### [Data records]
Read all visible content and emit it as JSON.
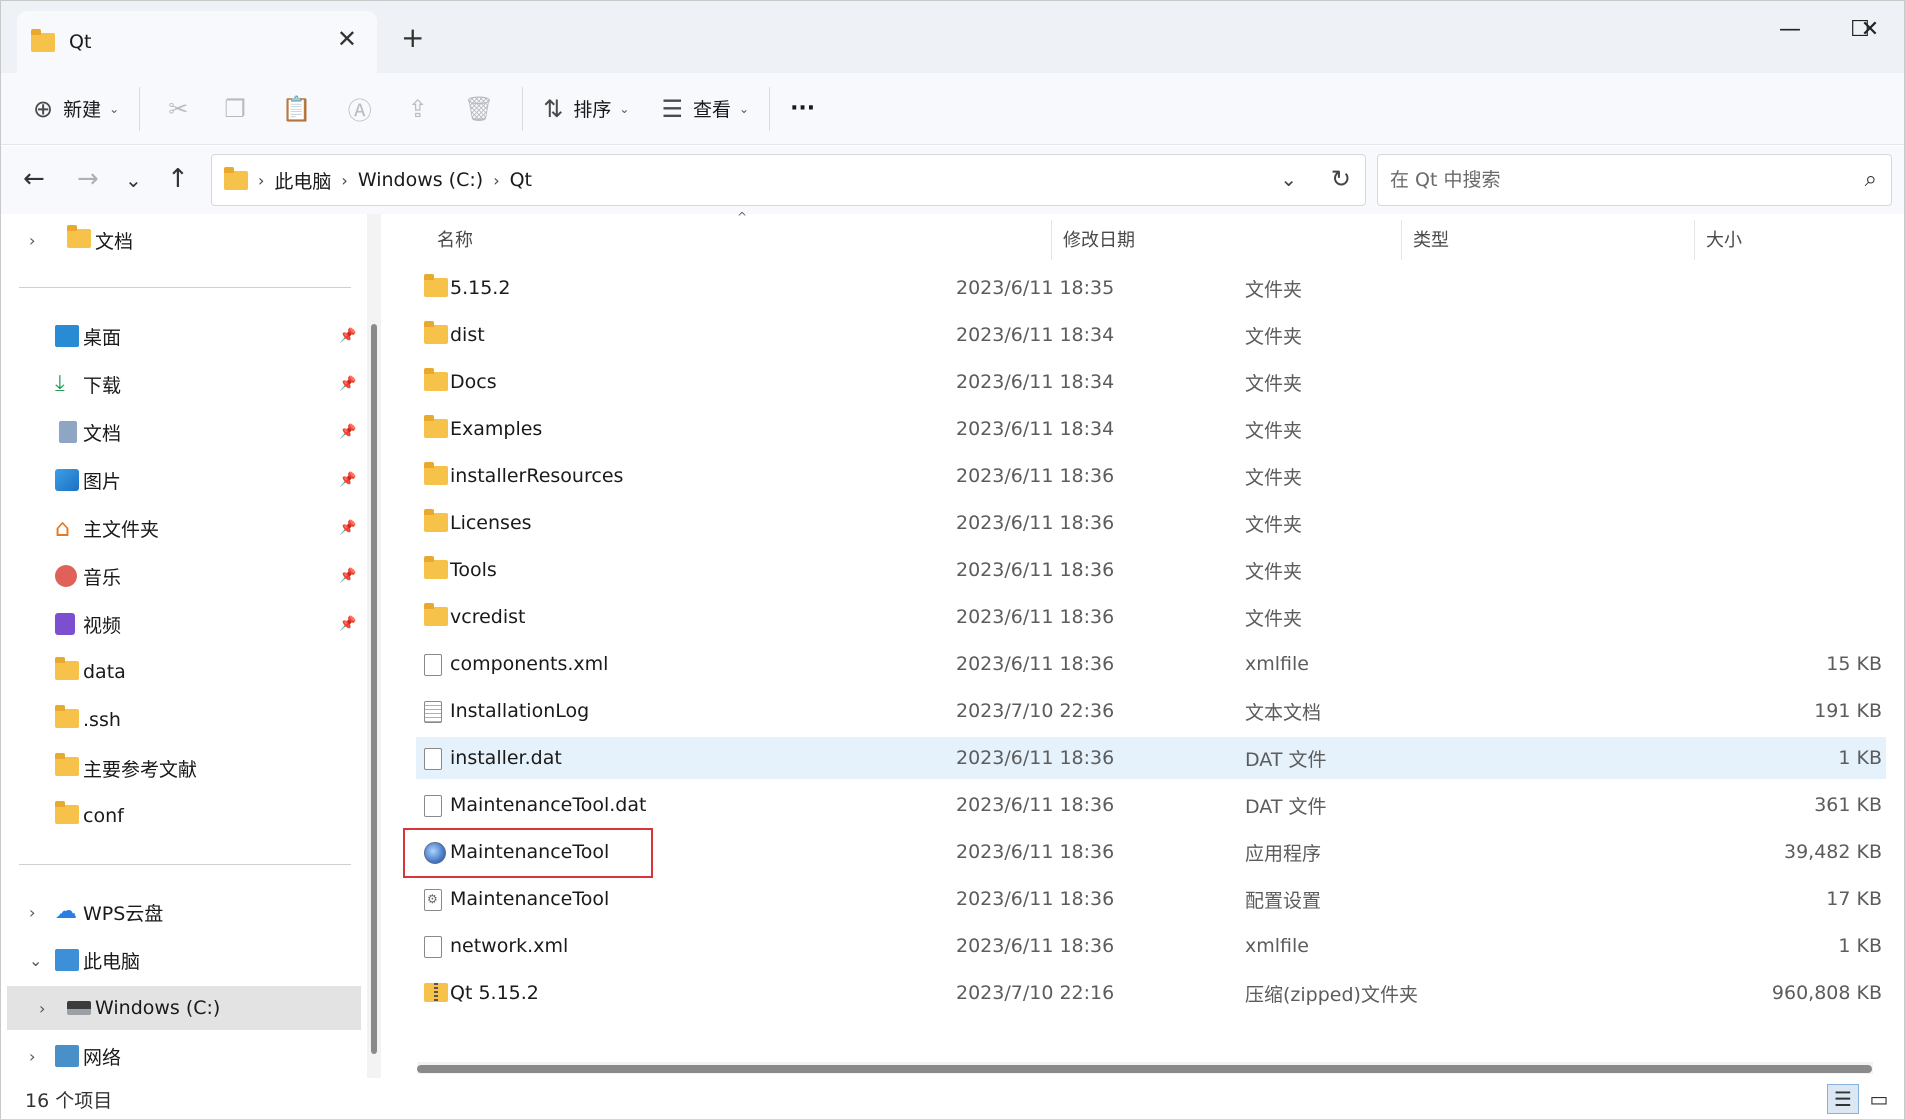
{
  "window": {
    "tab_title": "Qt",
    "tab_close_icon": "close-icon",
    "new_tab_symbol": "+",
    "minimize_symbol": "—",
    "maximize_symbol": "☐",
    "close_symbol": "✕"
  },
  "toolbar": {
    "new_label": "新建",
    "sort_label": "排序",
    "view_label": "查看",
    "more_symbol": "···"
  },
  "address": {
    "crumbs": [
      "此电脑",
      "Windows (C:)",
      "Qt"
    ],
    "search_placeholder": "在 Qt 中搜索"
  },
  "sidebar": {
    "items": [
      {
        "label": "文档",
        "icon": "folder-icon"
      },
      {
        "label": "桌面",
        "icon": "desktop-icon"
      },
      {
        "label": "下载",
        "icon": "download-icon"
      },
      {
        "label": "文档",
        "icon": "documents-icon"
      },
      {
        "label": "图片",
        "icon": "pictures-icon"
      },
      {
        "label": "主文件夹",
        "icon": "home-icon"
      },
      {
        "label": "音乐",
        "icon": "music-icon"
      },
      {
        "label": "视频",
        "icon": "video-icon"
      },
      {
        "label": "data",
        "icon": "folder-icon"
      },
      {
        "label": ".ssh",
        "icon": "folder-icon"
      },
      {
        "label": "主要参考文献",
        "icon": "folder-icon"
      },
      {
        "label": "conf",
        "icon": "folder-icon"
      },
      {
        "label": "WPS云盘",
        "icon": "cloud-icon"
      },
      {
        "label": "此电脑",
        "icon": "computer-icon"
      },
      {
        "label": "Windows (C:)",
        "icon": "drive-icon"
      },
      {
        "label": "网络",
        "icon": "network-icon"
      }
    ]
  },
  "columns": {
    "name": "名称",
    "date": "修改日期",
    "type": "类型",
    "size": "大小"
  },
  "files": [
    {
      "name": "5.15.2",
      "date": "2023/6/11 18:35",
      "type": "文件夹",
      "size": "",
      "icon": "folder-icon"
    },
    {
      "name": "dist",
      "date": "2023/6/11 18:34",
      "type": "文件夹",
      "size": "",
      "icon": "folder-icon"
    },
    {
      "name": "Docs",
      "date": "2023/6/11 18:34",
      "type": "文件夹",
      "size": "",
      "icon": "folder-icon"
    },
    {
      "name": "Examples",
      "date": "2023/6/11 18:34",
      "type": "文件夹",
      "size": "",
      "icon": "folder-icon"
    },
    {
      "name": "installerResources",
      "date": "2023/6/11 18:36",
      "type": "文件夹",
      "size": "",
      "icon": "folder-icon"
    },
    {
      "name": "Licenses",
      "date": "2023/6/11 18:36",
      "type": "文件夹",
      "size": "",
      "icon": "folder-icon"
    },
    {
      "name": "Tools",
      "date": "2023/6/11 18:36",
      "type": "文件夹",
      "size": "",
      "icon": "folder-icon"
    },
    {
      "name": "vcredist",
      "date": "2023/6/11 18:36",
      "type": "文件夹",
      "size": "",
      "icon": "folder-icon"
    },
    {
      "name": "components.xml",
      "date": "2023/6/11 18:36",
      "type": "xmlfile",
      "size": "15 KB",
      "icon": "file-icon"
    },
    {
      "name": "InstallationLog",
      "date": "2023/7/10 22:36",
      "type": "文本文档",
      "size": "191 KB",
      "icon": "text-file-icon"
    },
    {
      "name": "installer.dat",
      "date": "2023/6/11 18:36",
      "type": "DAT 文件",
      "size": "1 KB",
      "icon": "file-icon"
    },
    {
      "name": "MaintenanceTool.dat",
      "date": "2023/6/11 18:36",
      "type": "DAT 文件",
      "size": "361 KB",
      "icon": "file-icon"
    },
    {
      "name": "MaintenanceTool",
      "date": "2023/6/11 18:36",
      "type": "应用程序",
      "size": "39,482 KB",
      "icon": "application-icon"
    },
    {
      "name": "MaintenanceTool",
      "date": "2023/6/11 18:36",
      "type": "配置设置",
      "size": "17 KB",
      "icon": "config-file-icon"
    },
    {
      "name": "network.xml",
      "date": "2023/6/11 18:36",
      "type": "xmlfile",
      "size": "1 KB",
      "icon": "file-icon"
    },
    {
      "name": "Qt 5.15.2",
      "date": "2023/7/10 22:16",
      "type": "压缩(zipped)文件夹",
      "size": "960,808 KB",
      "icon": "zip-folder-icon"
    }
  ],
  "status": {
    "count": "16 个项目"
  },
  "colors": {
    "selected_row": "#e5f1fb",
    "highlight_box": "#d9343b",
    "folder": "#f6c24a"
  }
}
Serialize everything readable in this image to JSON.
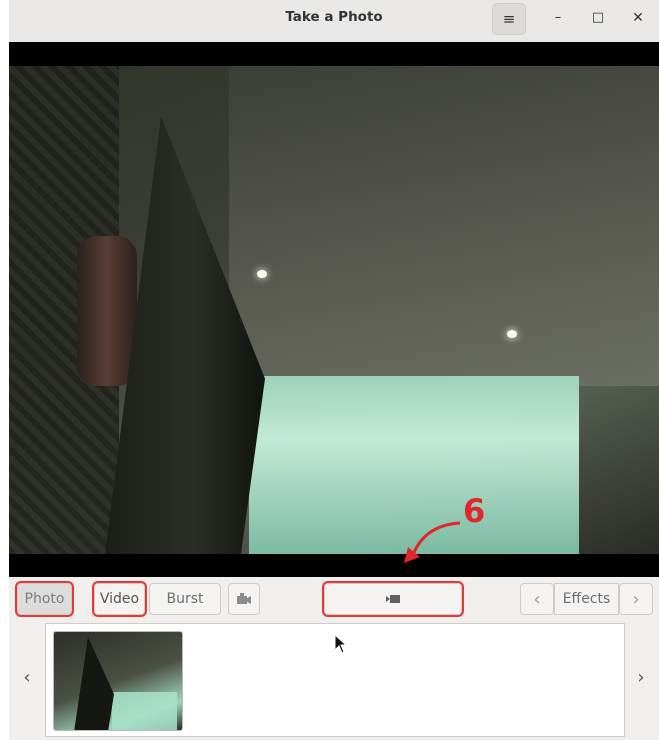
{
  "window": {
    "title": "Take a Photo",
    "menu_icon": "hamburger-menu-icon",
    "controls": {
      "minimize": "–",
      "maximize": "□",
      "close": "✕"
    }
  },
  "annotation": {
    "number": "6",
    "color": "#e0262b"
  },
  "toolbar": {
    "photo_label": "Photo",
    "video_label": "Video",
    "burst_label": "Burst",
    "effects_label": "Effects",
    "prev_symbol": "‹",
    "next_symbol": "›",
    "switch_camera_icon": "camera-switch-icon",
    "record_icon": "video-camera-icon"
  },
  "strip": {
    "left_arrow": "‹",
    "right_arrow": "›",
    "thumbnails": [
      "photo-thumbnail"
    ]
  },
  "colors": {
    "highlight": "#e53935"
  }
}
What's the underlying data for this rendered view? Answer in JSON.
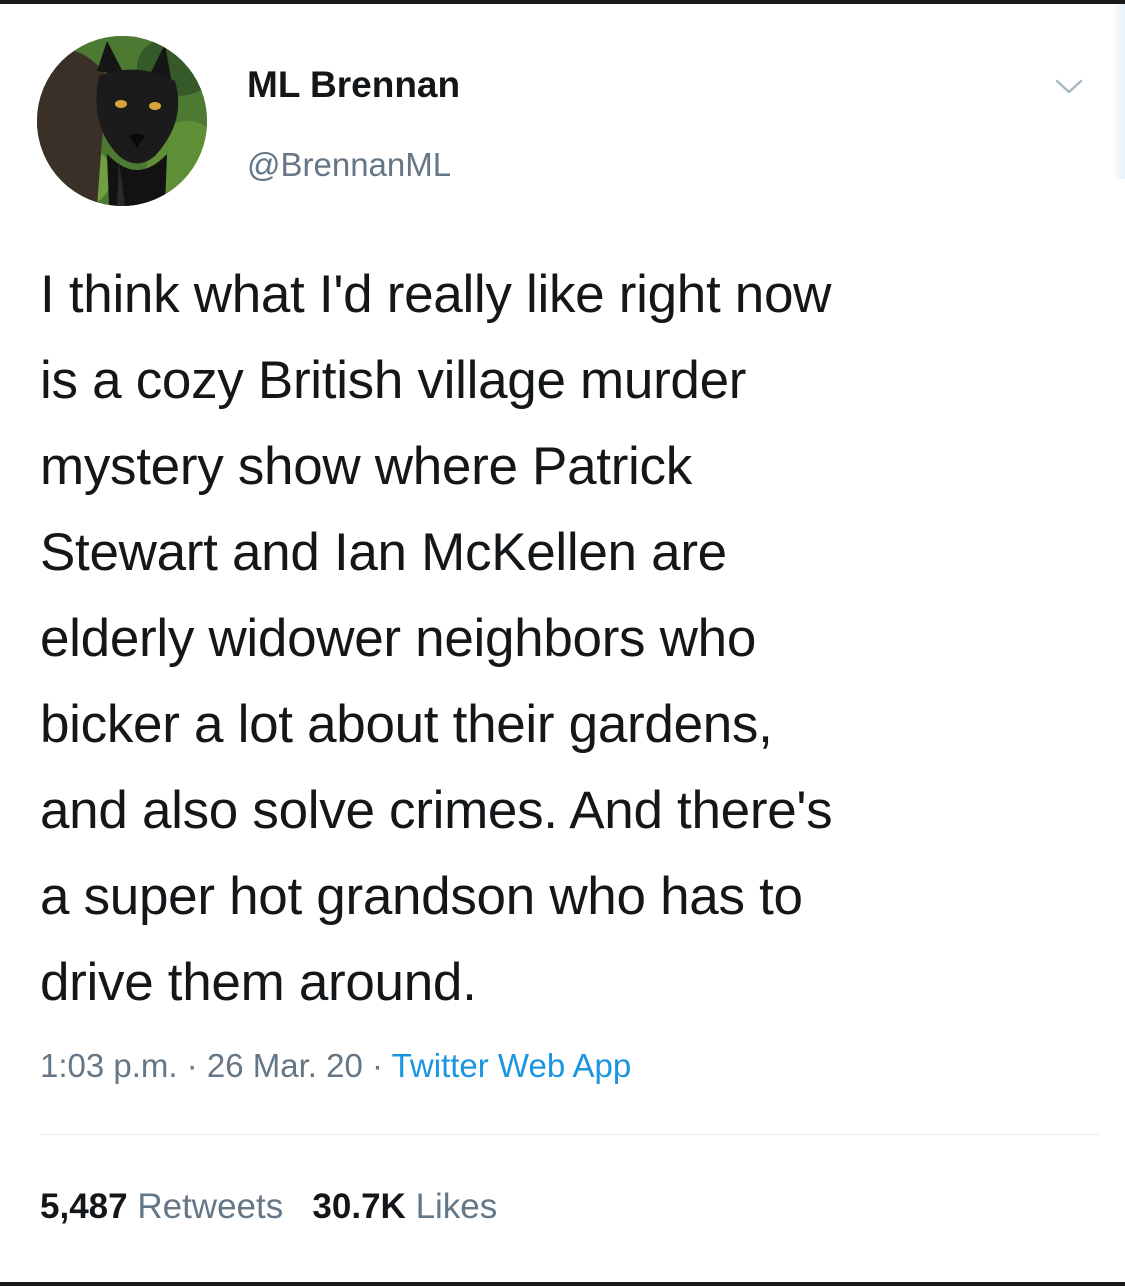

### [What the task asks]
Exactly reproduce each record, leaving out any pictures.

### [Expected answer]
Read all visible content and emit it as JSON.
{
  "window": {
    "tab_title": "Qt",
    "tab_close_icon": "close-icon",
    "new_tab_symbol": "+",
    "minimize_symbol": "—",
    "maximize_symbol": "☐",
    "close_symbol": "✕"
  },
  "toolbar": {
    "new_label": "新建",
    "sort_label": "排序",
    "view_label": "查看",
    "more_symbol": "···"
  },
  "address": {
    "crumbs": [
      "此电脑",
      "Windows (C:)",
      "Qt"
    ],
    "search_placeholder": "在 Qt 中搜索"
  },
  "sidebar": {
    "items": [
      {
        "label": "文档",
        "icon": "folder-icon"
      },
      {
        "label": "桌面",
        "icon": "desktop-icon"
      },
      {
        "label": "下载",
        "icon": "download-icon"
      },
      {
        "label": "文档",
        "icon": "documents-icon"
      },
      {
        "label": "图片",
        "icon": "pictures-icon"
      },
      {
        "label": "主文件夹",
        "icon": "home-icon"
      },
      {
        "label": "音乐",
        "icon": "music-icon"
      },
      {
        "label": "视频",
        "icon": "video-icon"
      },
      {
        "label": "data",
        "icon": "folder-icon"
      },
      {
        "label": ".ssh",
        "icon": "folder-icon"
      },
      {
        "label": "主要参考文献",
        "icon": "folder-icon"
      },
      {
        "label": "conf",
        "icon": "folder-icon"
      },
      {
        "label": "WPS云盘",
        "icon": "cloud-icon"
      },
      {
        "label": "此电脑",
        "icon": "computer-icon"
      },
      {
        "label": "Windows (C:)",
        "icon": "drive-icon"
      },
      {
        "label": "网络",
        "icon": "network-icon"
      }
    ]
  },
  "columns": {
    "name": "名称",
    "date": "修改日期",
    "type": "类型",
    "size": "大小"
  },
  "files": [
    {
      "name": "5.15.2",
      "date": "2023/6/11 18:35",
      "type": "文件夹",
      "size": "",
      "icon": "folder-icon"
    },
    {
      "name": "dist",
      "date": "2023/6/11 18:34",
      "type": "文件夹",
      "size": "",
      "icon": "folder-icon"
    },
    {
      "name": "Docs",
      "date": "2023/6/11 18:34",
      "type": "文件夹",
      "size": "",
      "icon": "folder-icon"
    },
    {
      "name": "Examples",
      "date": "2023/6/11 18:34",
      "type": "文件夹",
      "size": "",
      "icon": "folder-icon"
    },
    {
      "name": "installerResources",
      "date": "2023/6/11 18:36",
      "type": "文件夹",
      "size": "",
      "icon": "folder-icon"
    },
    {
      "name": "Licenses",
      "date": "2023/6/11 18:36",
      "type": "文件夹",
      "size": "",
      "icon": "folder-icon"
    },
    {
      "name": "Tools",
      "date": "2023/6/11 18:36",
      "type": "文件夹",
      "size": "",
      "icon": "folder-icon"
    },
    {
      "name": "vcredist",
      "date": "2023/6/11 18:36",
      "type": "文件夹",
      "size": "",
      "icon": "folder-icon"
    },
    {
      "name": "components.xml",
      "date": "2023/6/11 18:36",
      "type": "xmlfile",
      "size": "15 KB",
      "icon": "file-icon"
    },
    {
      "name": "InstallationLog",
      "date": "2023/7/10 22:36",
      "type": "文本文档",
      "size": "191 KB",
      "icon": "text-file-icon"
    },
    {
      "name": "installer.dat",
      "date": "2023/6/11 18:36",
      "type": "DAT 文件",
      "size": "1 KB",
      "icon": "file-icon"
    },
    {
      "name": "MaintenanceTool.dat",
      "date": "2023/6/11 18:36",
      "type": "DAT 文件",
      "size": "361 KB",
      "icon": "file-icon"
    },
    {
      "name": "MaintenanceTool",
      "date": "2023/6/11 18:36",
      "type": "应用程序",
      "size": "39,482 KB",
      "icon": "application-icon"
    },
    {
      "name": "MaintenanceTool",
      "date": "2023/6/11 18:36",
      "type": "配置设置",
      "size": "17 KB",
      "icon": "config-file-icon"
    },
    {
      "name": "network.xml",
      "date": "2023/6/11 18:36",
      "type": "xmlfile",
      "size": "1 KB",
      "icon": "file-icon"
    },
    {
      "name": "Qt 5.15.2",
      "date": "2023/7/10 22:16",
      "type": "压缩(zipped)文件夹",
      "size": "960,808 KB",
      "icon": "zip-folder-icon"
    }
  ],
  "status": {
    "count": "16 个项目"
  },
  "colors": {
    "selected_row": "#e5f1fb",
    "highlight_box": "#d9343b",
    "folder": "#f6c24a"
  }
}
Serialize everything readable in this image to JSON.
{
  "window": {
    "title": "Take a Photo",
    "menu_icon": "hamburger-menu-icon",
    "controls": {
      "minimize": "–",
      "maximize": "□",
      "close": "✕"
    }
  },
  "annotation": {
    "number": "6",
    "color": "#e0262b"
  },
  "toolbar": {
    "photo_label": "Photo",
    "video_label": "Video",
    "burst_label": "Burst",
    "effects_label": "Effects",
    "prev_symbol": "‹",
    "next_symbol": "›",
    "switch_camera_icon": "camera-switch-icon",
    "record_icon": "video-camera-icon"
  },
  "strip": {
    "left_arrow": "‹",
    "right_arrow": "›",
    "thumbnails": [
      "photo-thumbnail"
    ]
  },
  "colors": {
    "highlight": "#e53935"
  }
}
What's the underlying data for this rendered view? Answer in JSON.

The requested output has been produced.